AIM OF THE EXERCISE:
Reproduce all entries word for word.

Raw records
+===+

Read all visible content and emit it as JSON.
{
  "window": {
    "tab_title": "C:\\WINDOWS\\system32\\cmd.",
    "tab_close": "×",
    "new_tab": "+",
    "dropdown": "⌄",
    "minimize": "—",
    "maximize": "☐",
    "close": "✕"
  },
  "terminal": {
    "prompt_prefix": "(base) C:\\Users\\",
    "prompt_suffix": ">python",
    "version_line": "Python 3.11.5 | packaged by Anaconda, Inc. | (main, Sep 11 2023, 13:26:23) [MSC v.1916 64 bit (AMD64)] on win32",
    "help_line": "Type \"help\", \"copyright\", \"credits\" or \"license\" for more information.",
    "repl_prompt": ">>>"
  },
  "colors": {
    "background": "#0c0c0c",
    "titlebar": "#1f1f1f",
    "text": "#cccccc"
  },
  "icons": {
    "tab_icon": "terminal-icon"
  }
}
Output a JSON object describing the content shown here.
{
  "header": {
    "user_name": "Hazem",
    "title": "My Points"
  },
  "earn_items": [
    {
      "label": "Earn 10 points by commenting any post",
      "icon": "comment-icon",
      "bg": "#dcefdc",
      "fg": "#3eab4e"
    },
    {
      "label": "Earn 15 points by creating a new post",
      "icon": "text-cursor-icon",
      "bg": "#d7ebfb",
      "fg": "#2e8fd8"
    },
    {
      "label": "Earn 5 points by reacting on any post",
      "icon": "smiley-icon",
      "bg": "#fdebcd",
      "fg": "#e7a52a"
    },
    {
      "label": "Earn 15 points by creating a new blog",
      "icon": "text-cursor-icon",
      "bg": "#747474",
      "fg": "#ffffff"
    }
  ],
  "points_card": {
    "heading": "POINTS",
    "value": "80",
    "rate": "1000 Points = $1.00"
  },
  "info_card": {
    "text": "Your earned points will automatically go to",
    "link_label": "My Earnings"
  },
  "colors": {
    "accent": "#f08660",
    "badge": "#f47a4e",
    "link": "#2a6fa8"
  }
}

+===+

WRITTEN SOLUTION:
Read all visible content and emit it as JSON.
{
  "window": {
    "tab_title": "C:\\WINDOWS\\system32\\cmd.",
    "tab_close": "×",
    "new_tab": "+",
    "dropdown": "⌄",
    "minimize": "—",
    "maximize": "☐",
    "close": "✕"
  },
  "terminal": {
    "prompt_prefix": "(base) C:\\Users\\",
    "prompt_suffix": ">python",
    "version_line": "Python 3.11.5 | packaged by Anaconda, Inc. | (main, Sep 11 2023, 13:26:23) [MSC v.1916 64 bit (AMD64)] on win32",
    "help_line": "Type \"help\", \"copyright\", \"credits\" or \"license\" for more information.",
    "repl_prompt": ">>>"
  },
  "colors": {
    "background": "#0c0c0c",
    "titlebar": "#1f1f1f",
    "text": "#cccccc"
  },
  "icons": {
    "tab_icon": "terminal-icon"
  }
}
Output a JSON object describing the content shown here.
{
  "header": {
    "user_name": "Hazem",
    "title": "My Points"
  },
  "earn_items": [
    {
      "label": "Earn 10 points by commenting any post",
      "icon": "comment-icon",
      "bg": "#dcefdc",
      "fg": "#3eab4e"
    },
    {
      "label": "Earn 15 points by creating a new post",
      "icon": "text-cursor-icon",
      "bg": "#d7ebfb",
      "fg": "#2e8fd8"
    },
    {
      "label": "Earn 5 points by reacting on any post",
      "icon": "smiley-icon",
      "bg": "#fdebcd",
      "fg": "#e7a52a"
    },
    {
      "label": "Earn 15 points by creating a new blog",
      "icon": "text-cursor-icon",
      "bg": "#747474",
      "fg": "#ffffff"
    }
  ],
  "points_card": {
    "heading": "POINTS",
    "value": "80",
    "rate": "1000 Points = $1.00"
  },
  "info_card": {
    "text": "Your earned points will automatically go to",
    "link_label": "My Earnings"
  },
  "colors": {
    "accent": "#f08660",
    "badge": "#f47a4e",
    "link": "#2a6fa8"
  }
}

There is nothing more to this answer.